Task to carry out: Check every line of the entries below for the word "know", and copy the ones that have it.

Recorded data:
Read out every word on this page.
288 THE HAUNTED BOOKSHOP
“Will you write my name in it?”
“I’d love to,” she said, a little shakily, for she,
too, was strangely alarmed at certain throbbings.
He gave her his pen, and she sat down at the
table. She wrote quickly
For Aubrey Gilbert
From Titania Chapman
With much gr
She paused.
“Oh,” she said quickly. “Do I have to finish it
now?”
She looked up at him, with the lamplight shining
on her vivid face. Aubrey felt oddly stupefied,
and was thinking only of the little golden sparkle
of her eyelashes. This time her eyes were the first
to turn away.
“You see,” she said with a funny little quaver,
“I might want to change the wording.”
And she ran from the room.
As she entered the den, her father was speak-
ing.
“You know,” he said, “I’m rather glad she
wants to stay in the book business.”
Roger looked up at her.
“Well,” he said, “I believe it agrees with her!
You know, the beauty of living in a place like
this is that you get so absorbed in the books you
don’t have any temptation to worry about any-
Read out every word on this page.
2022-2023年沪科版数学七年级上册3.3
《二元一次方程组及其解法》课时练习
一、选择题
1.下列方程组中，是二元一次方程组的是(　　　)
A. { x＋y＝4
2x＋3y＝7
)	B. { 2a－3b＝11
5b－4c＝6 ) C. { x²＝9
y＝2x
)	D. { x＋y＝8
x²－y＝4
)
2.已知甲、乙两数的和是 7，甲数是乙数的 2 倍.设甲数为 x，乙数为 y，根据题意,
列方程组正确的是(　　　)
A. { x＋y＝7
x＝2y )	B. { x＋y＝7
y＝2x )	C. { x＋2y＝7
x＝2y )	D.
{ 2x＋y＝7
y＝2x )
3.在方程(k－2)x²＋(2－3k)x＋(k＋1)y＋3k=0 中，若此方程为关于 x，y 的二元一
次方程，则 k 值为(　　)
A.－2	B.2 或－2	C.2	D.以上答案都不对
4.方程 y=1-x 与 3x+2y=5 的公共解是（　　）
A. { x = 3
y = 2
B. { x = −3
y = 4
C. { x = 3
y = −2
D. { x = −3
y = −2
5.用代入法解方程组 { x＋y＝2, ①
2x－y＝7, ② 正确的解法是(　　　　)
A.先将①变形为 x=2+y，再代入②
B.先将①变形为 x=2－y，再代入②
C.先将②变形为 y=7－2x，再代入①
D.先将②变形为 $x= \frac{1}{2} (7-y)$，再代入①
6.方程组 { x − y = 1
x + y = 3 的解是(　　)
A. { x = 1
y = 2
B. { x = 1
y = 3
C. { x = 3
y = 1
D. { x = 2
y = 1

Solution for this task:
“You know,” he said, “I’m rather glad she
You know, the beauty of living in a place like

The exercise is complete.